Exercise instructions. Check every line of the entries for "Port", and copy the lines that hold it.

[Begin Given data]

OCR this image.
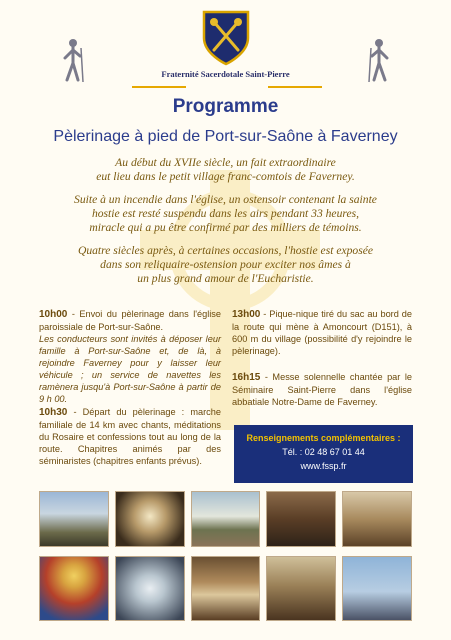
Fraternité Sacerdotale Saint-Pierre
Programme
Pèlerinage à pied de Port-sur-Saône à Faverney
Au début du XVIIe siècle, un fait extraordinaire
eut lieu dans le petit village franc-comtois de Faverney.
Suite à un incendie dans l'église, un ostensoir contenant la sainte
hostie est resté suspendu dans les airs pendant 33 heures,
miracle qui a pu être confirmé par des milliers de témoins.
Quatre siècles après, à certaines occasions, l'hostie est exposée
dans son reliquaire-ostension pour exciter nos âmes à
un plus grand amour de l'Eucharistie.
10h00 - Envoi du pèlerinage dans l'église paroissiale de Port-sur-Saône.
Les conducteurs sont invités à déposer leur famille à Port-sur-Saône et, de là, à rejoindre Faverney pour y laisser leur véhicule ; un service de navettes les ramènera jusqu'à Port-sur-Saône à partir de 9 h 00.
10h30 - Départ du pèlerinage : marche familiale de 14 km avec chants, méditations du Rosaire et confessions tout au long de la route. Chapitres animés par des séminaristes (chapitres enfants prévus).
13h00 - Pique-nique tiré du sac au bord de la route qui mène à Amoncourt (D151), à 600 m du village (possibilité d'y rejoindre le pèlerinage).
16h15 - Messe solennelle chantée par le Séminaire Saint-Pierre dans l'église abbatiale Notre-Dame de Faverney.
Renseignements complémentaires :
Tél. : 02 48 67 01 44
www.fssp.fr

[End Given data]
[Begin Given data]

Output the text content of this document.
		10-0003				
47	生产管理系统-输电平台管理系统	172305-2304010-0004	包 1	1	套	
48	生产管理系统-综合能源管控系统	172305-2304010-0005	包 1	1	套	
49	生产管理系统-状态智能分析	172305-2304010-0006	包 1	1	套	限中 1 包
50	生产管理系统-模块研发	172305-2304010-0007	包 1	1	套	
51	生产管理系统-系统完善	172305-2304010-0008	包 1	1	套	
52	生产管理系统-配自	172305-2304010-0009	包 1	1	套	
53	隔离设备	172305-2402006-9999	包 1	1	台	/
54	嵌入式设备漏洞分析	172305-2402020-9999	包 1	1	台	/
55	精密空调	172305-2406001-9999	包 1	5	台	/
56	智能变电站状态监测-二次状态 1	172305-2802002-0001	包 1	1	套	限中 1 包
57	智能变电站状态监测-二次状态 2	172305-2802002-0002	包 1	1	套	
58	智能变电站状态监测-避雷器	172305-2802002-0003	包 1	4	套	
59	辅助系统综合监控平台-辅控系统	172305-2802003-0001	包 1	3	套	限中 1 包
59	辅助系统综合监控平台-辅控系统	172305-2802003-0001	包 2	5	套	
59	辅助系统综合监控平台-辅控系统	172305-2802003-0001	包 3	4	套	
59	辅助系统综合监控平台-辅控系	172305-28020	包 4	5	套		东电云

[End Given data]

Task result.
Pèlerinage à pied de Port-sur-Saône à Faverney
10h00 - Envoi du pèlerinage dans l'église paroissiale de Port-sur-Saône.
Les conducteurs sont invités à déposer leur famille à Port-sur-Saône et, de là, à rejoindre Faverney pour y laisser leur véhicule ; un service de navettes les ramènera jusqu'à Port-sur-Saône à partir de 9 h 00.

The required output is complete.